▸ Provided data:
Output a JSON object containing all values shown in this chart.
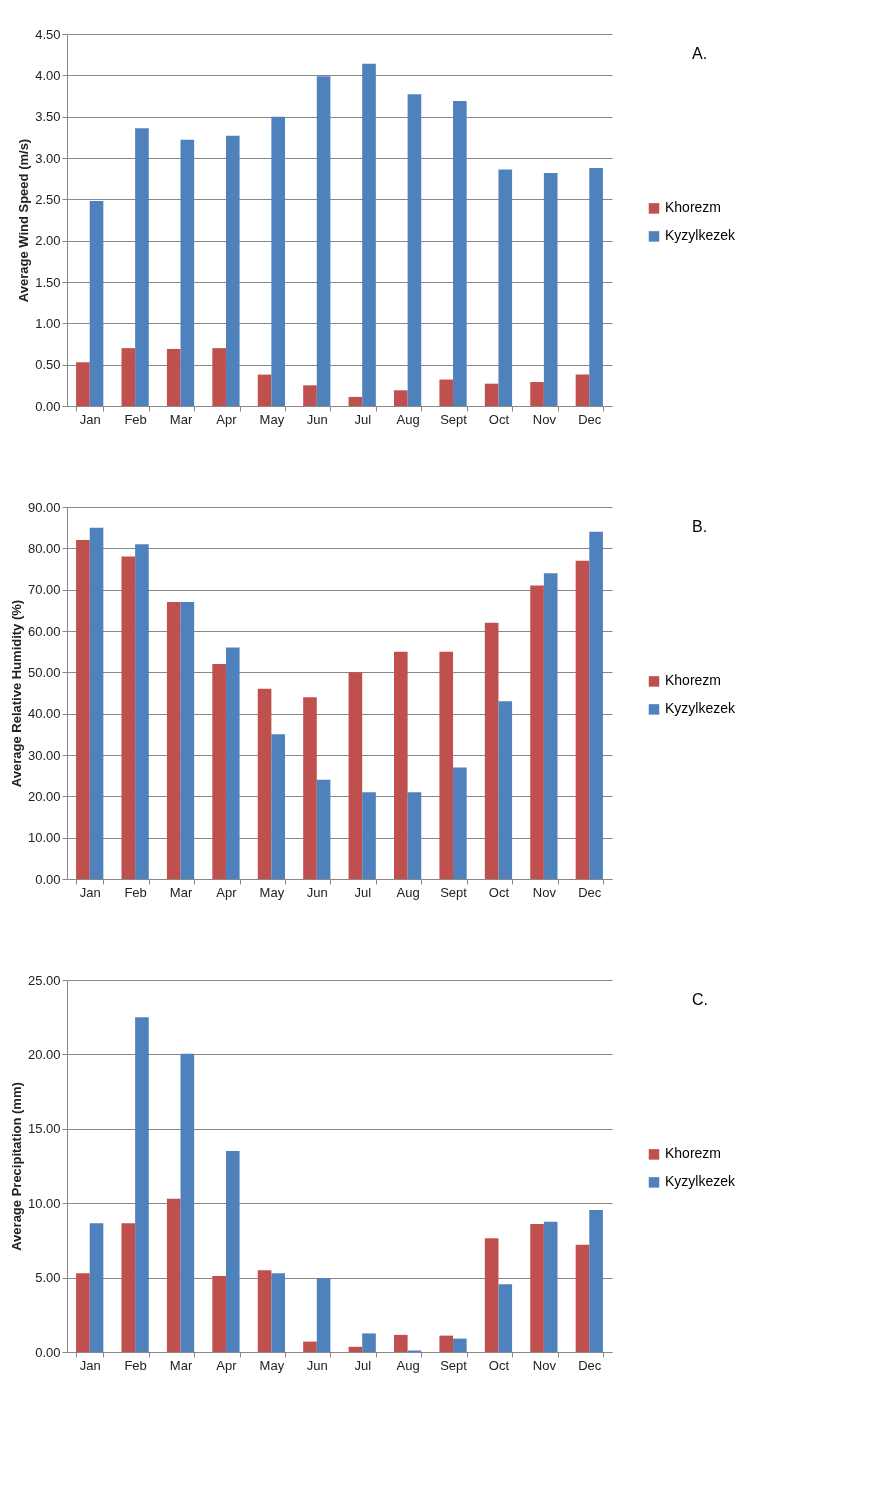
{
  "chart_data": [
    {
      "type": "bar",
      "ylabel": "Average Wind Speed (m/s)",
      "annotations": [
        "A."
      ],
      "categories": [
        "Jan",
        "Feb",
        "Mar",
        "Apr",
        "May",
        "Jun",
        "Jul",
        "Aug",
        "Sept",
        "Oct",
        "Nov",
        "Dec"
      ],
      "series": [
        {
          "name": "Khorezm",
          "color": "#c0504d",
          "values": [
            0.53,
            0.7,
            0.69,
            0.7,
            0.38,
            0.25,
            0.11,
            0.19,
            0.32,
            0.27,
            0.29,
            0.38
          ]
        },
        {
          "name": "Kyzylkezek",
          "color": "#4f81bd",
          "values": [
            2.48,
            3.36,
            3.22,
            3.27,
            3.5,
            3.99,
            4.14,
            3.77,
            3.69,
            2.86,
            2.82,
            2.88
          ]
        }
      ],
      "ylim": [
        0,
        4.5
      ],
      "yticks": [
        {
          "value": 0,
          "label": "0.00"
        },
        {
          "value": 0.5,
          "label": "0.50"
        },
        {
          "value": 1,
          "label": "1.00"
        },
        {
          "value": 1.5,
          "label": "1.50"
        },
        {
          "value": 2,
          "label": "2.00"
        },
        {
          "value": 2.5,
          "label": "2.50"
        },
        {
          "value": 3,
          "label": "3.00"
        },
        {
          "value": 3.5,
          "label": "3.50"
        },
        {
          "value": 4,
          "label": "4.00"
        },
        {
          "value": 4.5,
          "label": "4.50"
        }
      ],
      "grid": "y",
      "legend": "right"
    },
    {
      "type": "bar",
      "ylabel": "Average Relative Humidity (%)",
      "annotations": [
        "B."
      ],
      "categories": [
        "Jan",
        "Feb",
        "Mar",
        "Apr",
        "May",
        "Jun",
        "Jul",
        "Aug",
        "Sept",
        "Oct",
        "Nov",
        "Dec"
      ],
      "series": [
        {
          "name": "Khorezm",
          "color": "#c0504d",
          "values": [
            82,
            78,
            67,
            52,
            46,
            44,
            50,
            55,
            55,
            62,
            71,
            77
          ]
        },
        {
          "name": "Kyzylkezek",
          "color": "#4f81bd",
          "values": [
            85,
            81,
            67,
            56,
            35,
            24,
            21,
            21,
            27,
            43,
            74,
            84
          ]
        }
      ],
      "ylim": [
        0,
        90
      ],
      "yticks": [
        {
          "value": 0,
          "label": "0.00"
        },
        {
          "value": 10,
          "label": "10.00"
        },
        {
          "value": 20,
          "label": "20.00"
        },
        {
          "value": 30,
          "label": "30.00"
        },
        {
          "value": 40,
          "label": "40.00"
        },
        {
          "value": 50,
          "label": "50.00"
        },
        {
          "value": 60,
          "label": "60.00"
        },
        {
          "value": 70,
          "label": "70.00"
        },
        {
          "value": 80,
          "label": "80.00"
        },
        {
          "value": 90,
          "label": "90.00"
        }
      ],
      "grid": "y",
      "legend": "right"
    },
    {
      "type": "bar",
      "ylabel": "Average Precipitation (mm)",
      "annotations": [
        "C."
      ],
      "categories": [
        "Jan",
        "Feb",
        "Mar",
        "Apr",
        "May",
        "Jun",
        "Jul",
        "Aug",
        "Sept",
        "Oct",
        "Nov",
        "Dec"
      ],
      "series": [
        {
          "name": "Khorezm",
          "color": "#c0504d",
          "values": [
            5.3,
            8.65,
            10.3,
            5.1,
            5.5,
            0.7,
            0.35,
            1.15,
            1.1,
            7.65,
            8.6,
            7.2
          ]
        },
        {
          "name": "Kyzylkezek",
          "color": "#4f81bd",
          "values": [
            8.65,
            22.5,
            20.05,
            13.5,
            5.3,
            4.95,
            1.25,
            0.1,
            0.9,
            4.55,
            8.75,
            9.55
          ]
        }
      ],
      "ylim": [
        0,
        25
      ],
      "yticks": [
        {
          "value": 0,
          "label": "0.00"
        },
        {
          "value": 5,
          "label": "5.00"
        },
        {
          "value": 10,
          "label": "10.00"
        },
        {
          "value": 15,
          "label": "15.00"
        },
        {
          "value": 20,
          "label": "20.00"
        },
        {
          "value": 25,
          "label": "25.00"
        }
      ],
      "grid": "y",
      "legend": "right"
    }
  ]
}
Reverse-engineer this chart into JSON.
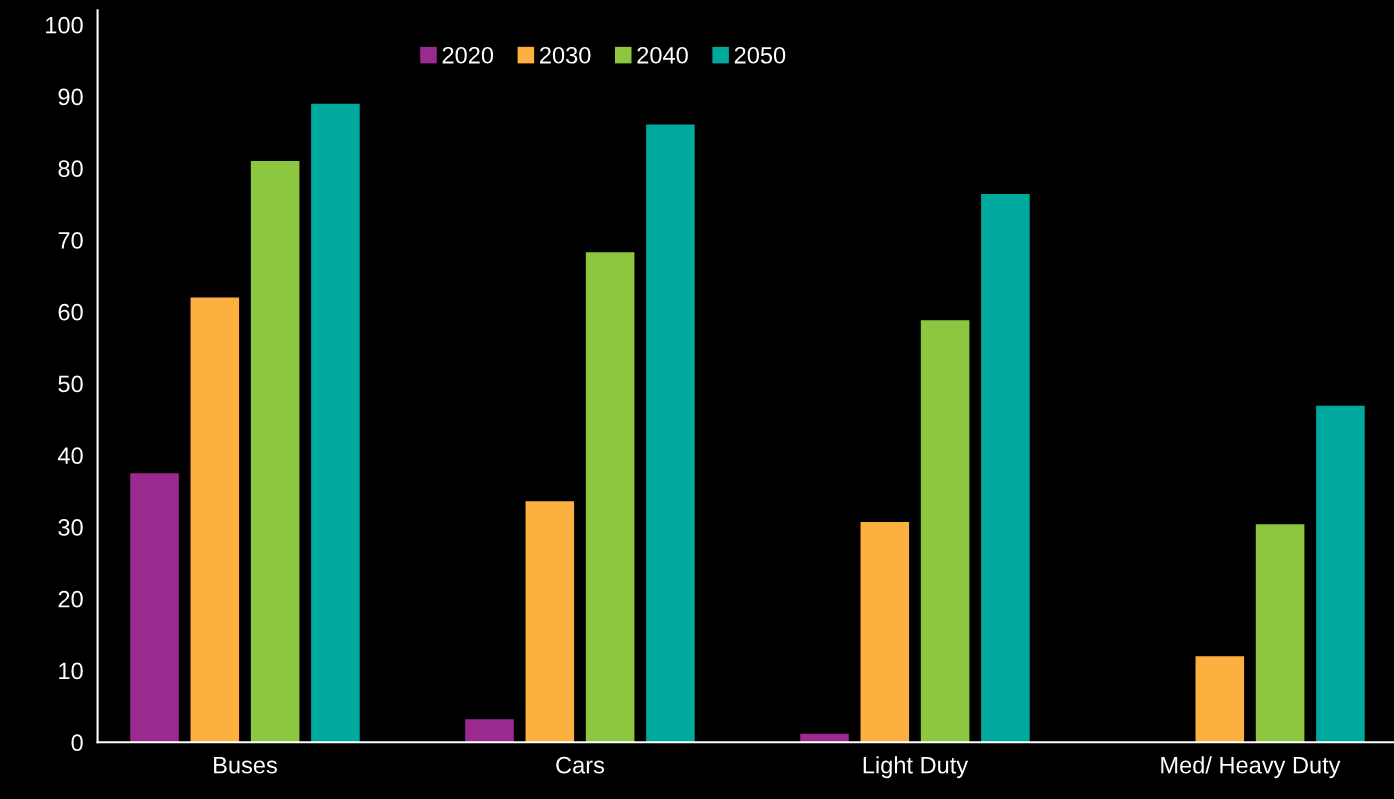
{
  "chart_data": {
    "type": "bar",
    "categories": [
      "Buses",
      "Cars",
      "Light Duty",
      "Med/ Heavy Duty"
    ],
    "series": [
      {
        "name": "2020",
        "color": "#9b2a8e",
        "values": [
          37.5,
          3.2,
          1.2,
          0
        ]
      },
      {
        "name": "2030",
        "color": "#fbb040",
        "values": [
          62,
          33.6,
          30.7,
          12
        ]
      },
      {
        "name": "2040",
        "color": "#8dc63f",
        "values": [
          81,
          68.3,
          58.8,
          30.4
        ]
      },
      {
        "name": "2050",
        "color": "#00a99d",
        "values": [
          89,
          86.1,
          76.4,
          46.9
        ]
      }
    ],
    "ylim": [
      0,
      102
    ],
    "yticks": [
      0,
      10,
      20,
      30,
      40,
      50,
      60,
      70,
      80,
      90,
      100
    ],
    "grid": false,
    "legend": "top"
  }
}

▸ Work to do: Omitting all images, retype each line of the records precisely.

▸ Answer for the task:
Output a JSON object containing all values shown in this chart.
{
  "chart_data": [
    {
      "type": "bar",
      "ylabel": "Average Wind Speed (m/s)",
      "annotations": [
        "A."
      ],
      "categories": [
        "Jan",
        "Feb",
        "Mar",
        "Apr",
        "May",
        "Jun",
        "Jul",
        "Aug",
        "Sept",
        "Oct",
        "Nov",
        "Dec"
      ],
      "series": [
        {
          "name": "Khorezm",
          "color": "#c0504d",
          "values": [
            0.53,
            0.7,
            0.69,
            0.7,
            0.38,
            0.25,
            0.11,
            0.19,
            0.32,
            0.27,
            0.29,
            0.38
          ]
        },
        {
          "name": "Kyzylkezek",
          "color": "#4f81bd",
          "values": [
            2.48,
            3.36,
            3.22,
            3.27,
            3.5,
            3.99,
            4.14,
            3.77,
            3.69,
            2.86,
            2.82,
            2.88
          ]
        }
      ],
      "ylim": [
        0,
        4.5
      ],
      "yticks": [
        {
          "value": 0,
          "label": "0.00"
        },
        {
          "value": 0.5,
          "label": "0.50"
        },
        {
          "value": 1,
          "label": "1.00"
        },
        {
          "value": 1.5,
          "label": "1.50"
        },
        {
          "value": 2,
          "label": "2.00"
        },
        {
          "value": 2.5,
          "label": "2.50"
        },
        {
          "value": 3,
          "label": "3.00"
        },
        {
          "value": 3.5,
          "label": "3.50"
        },
        {
          "value": 4,
          "label": "4.00"
        },
        {
          "value": 4.5,
          "label": "4.50"
        }
      ],
      "grid": "y",
      "legend": "right"
    },
    {
      "type": "bar",
      "ylabel": "Average Relative Humidity (%)",
      "annotations": [
        "B."
      ],
      "categories": [
        "Jan",
        "Feb",
        "Mar",
        "Apr",
        "May",
        "Jun",
        "Jul",
        "Aug",
        "Sept",
        "Oct",
        "Nov",
        "Dec"
      ],
      "series": [
        {
          "name": "Khorezm",
          "color": "#c0504d",
          "values": [
            82,
            78,
            67,
            52,
            46,
            44,
            50,
            55,
            55,
            62,
            71,
            77
          ]
        },
        {
          "name": "Kyzylkezek",
          "color": "#4f81bd",
          "values": [
            85,
            81,
            67,
            56,
            35,
            24,
            21,
            21,
            27,
            43,
            74,
            84
          ]
        }
      ],
      "ylim": [
        0,
        90
      ],
      "yticks": [
        {
          "value": 0,
          "label": "0.00"
        },
        {
          "value": 10,
          "label": "10.00"
        },
        {
          "value": 20,
          "label": "20.00"
        },
        {
          "value": 30,
          "label": "30.00"
        },
        {
          "value": 40,
          "label": "40.00"
        },
        {
          "value": 50,
          "label": "50.00"
        },
        {
          "value": 60,
          "label": "60.00"
        },
        {
          "value": 70,
          "label": "70.00"
        },
        {
          "value": 80,
          "label": "80.00"
        },
        {
          "value": 90,
          "label": "90.00"
        }
      ],
      "grid": "y",
      "legend": "right"
    },
    {
      "type": "bar",
      "ylabel": "Average Precipitation (mm)",
      "annotations": [
        "C."
      ],
      "categories": [
        "Jan",
        "Feb",
        "Mar",
        "Apr",
        "May",
        "Jun",
        "Jul",
        "Aug",
        "Sept",
        "Oct",
        "Nov",
        "Dec"
      ],
      "series": [
        {
          "name": "Khorezm",
          "color": "#c0504d",
          "values": [
            5.3,
            8.65,
            10.3,
            5.1,
            5.5,
            0.7,
            0.35,
            1.15,
            1.1,
            7.65,
            8.6,
            7.2
          ]
        },
        {
          "name": "Kyzylkezek",
          "color": "#4f81bd",
          "values": [
            8.65,
            22.5,
            20.05,
            13.5,
            5.3,
            4.95,
            1.25,
            0.1,
            0.9,
            4.55,
            8.75,
            9.55
          ]
        }
      ],
      "ylim": [
        0,
        25
      ],
      "yticks": [
        {
          "value": 0,
          "label": "0.00"
        },
        {
          "value": 5,
          "label": "5.00"
        },
        {
          "value": 10,
          "label": "10.00"
        },
        {
          "value": 15,
          "label": "15.00"
        },
        {
          "value": 20,
          "label": "20.00"
        },
        {
          "value": 25,
          "label": "25.00"
        }
      ],
      "grid": "y",
      "legend": "right"
    }
  ]
}
Reverse-engineer this chart into JSON.
{
  "chart_data": {
    "type": "bar",
    "categories": [
      "Buses",
      "Cars",
      "Light Duty",
      "Med/ Heavy Duty"
    ],
    "series": [
      {
        "name": "2020",
        "color": "#9b2a8e",
        "values": [
          37.5,
          3.2,
          1.2,
          0
        ]
      },
      {
        "name": "2030",
        "color": "#fbb040",
        "values": [
          62,
          33.6,
          30.7,
          12
        ]
      },
      {
        "name": "2040",
        "color": "#8dc63f",
        "values": [
          81,
          68.3,
          58.8,
          30.4
        ]
      },
      {
        "name": "2050",
        "color": "#00a99d",
        "values": [
          89,
          86.1,
          76.4,
          46.9
        ]
      }
    ],
    "ylim": [
      0,
      102
    ],
    "yticks": [
      0,
      10,
      20,
      30,
      40,
      50,
      60,
      70,
      80,
      90,
      100
    ],
    "grid": false,
    "legend": "top"
  }
}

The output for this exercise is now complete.